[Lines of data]
===============
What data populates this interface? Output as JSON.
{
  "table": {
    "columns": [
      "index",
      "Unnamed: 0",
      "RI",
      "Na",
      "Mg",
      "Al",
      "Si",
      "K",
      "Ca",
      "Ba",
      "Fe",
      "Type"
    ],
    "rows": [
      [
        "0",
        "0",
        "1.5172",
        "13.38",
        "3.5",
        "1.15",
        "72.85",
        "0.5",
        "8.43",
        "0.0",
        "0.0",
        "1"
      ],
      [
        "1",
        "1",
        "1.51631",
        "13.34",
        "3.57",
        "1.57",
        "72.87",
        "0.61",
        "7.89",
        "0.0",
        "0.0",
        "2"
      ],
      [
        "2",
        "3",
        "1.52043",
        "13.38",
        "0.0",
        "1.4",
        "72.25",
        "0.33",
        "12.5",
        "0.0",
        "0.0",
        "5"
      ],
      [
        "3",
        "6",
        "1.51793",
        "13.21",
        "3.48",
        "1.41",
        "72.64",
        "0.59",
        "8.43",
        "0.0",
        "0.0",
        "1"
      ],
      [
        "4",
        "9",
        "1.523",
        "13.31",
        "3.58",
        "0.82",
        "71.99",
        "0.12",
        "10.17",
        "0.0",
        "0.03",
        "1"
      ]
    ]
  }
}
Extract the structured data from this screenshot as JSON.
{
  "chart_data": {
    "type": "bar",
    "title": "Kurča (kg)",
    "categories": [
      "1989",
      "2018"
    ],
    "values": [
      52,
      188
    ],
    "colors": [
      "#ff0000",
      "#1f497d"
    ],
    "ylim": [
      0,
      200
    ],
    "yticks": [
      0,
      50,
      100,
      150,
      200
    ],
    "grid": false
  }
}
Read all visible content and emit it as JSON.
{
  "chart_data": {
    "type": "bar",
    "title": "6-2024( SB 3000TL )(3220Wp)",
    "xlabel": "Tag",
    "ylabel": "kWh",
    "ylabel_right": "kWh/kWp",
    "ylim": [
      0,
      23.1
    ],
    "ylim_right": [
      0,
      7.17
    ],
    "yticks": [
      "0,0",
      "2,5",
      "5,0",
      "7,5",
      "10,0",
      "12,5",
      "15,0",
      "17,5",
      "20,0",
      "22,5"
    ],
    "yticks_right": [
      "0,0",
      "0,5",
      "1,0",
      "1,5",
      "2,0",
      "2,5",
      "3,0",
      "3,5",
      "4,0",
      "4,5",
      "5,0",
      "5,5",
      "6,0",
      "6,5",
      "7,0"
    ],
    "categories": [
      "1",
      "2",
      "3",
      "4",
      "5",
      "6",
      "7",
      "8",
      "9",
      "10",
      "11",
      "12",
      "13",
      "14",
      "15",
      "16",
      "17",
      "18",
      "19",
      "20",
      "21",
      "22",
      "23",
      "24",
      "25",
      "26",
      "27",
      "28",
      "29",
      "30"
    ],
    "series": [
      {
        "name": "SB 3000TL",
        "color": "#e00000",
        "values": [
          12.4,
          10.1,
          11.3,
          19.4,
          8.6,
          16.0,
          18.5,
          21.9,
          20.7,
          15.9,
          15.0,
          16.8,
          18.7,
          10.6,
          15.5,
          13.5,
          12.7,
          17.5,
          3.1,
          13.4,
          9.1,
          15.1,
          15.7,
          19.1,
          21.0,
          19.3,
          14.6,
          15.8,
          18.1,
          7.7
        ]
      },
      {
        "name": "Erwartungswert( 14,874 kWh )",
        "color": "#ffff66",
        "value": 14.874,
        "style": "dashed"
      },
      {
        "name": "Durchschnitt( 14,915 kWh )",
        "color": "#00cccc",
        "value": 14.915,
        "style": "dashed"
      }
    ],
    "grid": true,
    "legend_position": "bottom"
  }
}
===============
▶ _Challenge_: Retype the data exactly as given.

▶ _Solution to the exercise_:
What data populates this interface? Output as JSON.
{
  "table": {
    "columns": [
      "index",
      "Unnamed: 0",
      "RI",
      "Na",
      "Mg",
      "Al",
      "Si",
      "K",
      "Ca",
      "Ba",
      "Fe",
      "Type"
    ],
    "rows": [
      [
        "0",
        "0",
        "1.5172",
        "13.38",
        "3.5",
        "1.15",
        "72.85",
        "0.5",
        "8.43",
        "0.0",
        "0.0",
        "1"
      ],
      [
        "1",
        "1",
        "1.51631",
        "13.34",
        "3.57",
        "1.57",
        "72.87",
        "0.61",
        "7.89",
        "0.0",
        "0.0",
        "2"
      ],
      [
        "2",
        "3",
        "1.52043",
        "13.38",
        "0.0",
        "1.4",
        "72.25",
        "0.33",
        "12.5",
        "0.0",
        "0.0",
        "5"
      ],
      [
        "3",
        "6",
        "1.51793",
        "13.21",
        "3.48",
        "1.41",
        "72.64",
        "0.59",
        "8.43",
        "0.0",
        "0.0",
        "1"
      ],
      [
        "4",
        "9",
        "1.523",
        "13.31",
        "3.58",
        "0.82",
        "71.99",
        "0.12",
        "10.17",
        "0.0",
        "0.03",
        "1"
      ]
    ]
  }
}
Extract the structured data from this screenshot as JSON.
{
  "chart_data": {
    "type": "bar",
    "title": "Kurča (kg)",
    "categories": [
      "1989",
      "2018"
    ],
    "values": [
      52,
      188
    ],
    "colors": [
      "#ff0000",
      "#1f497d"
    ],
    "ylim": [
      0,
      200
    ],
    "yticks": [
      0,
      50,
      100,
      150,
      200
    ],
    "grid": false
  }
}
Read all visible content and emit it as JSON.
{
  "chart_data": {
    "type": "bar",
    "title": "6-2024( SB 3000TL )(3220Wp)",
    "xlabel": "Tag",
    "ylabel": "kWh",
    "ylabel_right": "kWh/kWp",
    "ylim": [
      0,
      23.1
    ],
    "ylim_right": [
      0,
      7.17
    ],
    "yticks": [
      "0,0",
      "2,5",
      "5,0",
      "7,5",
      "10,0",
      "12,5",
      "15,0",
      "17,5",
      "20,0",
      "22,5"
    ],
    "yticks_right": [
      "0,0",
      "0,5",
      "1,0",
      "1,5",
      "2,0",
      "2,5",
      "3,0",
      "3,5",
      "4,0",
      "4,5",
      "5,0",
      "5,5",
      "6,0",
      "6,5",
      "7,0"
    ],
    "categories": [
      "1",
      "2",
      "3",
      "4",
      "5",
      "6",
      "7",
      "8",
      "9",
      "10",
      "11",
      "12",
      "13",
      "14",
      "15",
      "16",
      "17",
      "18",
      "19",
      "20",
      "21",
      "22",
      "23",
      "24",
      "25",
      "26",
      "27",
      "28",
      "29",
      "30"
    ],
    "series": [
      {
        "name": "SB 3000TL",
        "color": "#e00000",
        "values": [
          12.4,
          10.1,
          11.3,
          19.4,
          8.6,
          16.0,
          18.5,
          21.9,
          20.7,
          15.9,
          15.0,
          16.8,
          18.7,
          10.6,
          15.5,
          13.5,
          12.7,
          17.5,
          3.1,
          13.4,
          9.1,
          15.1,
          15.7,
          19.1,
          21.0,
          19.3,
          14.6,
          15.8,
          18.1,
          7.7
        ]
      },
      {
        "name": "Erwartungswert( 14,874 kWh )",
        "color": "#ffff66",
        "value": 14.874,
        "style": "dashed"
      },
      {
        "name": "Durchschnitt( 14,915 kWh )",
        "color": "#00cccc",
        "value": 14.915,
        "style": "dashed"
      }
    ],
    "grid": true,
    "legend_position": "bottom"
  }
}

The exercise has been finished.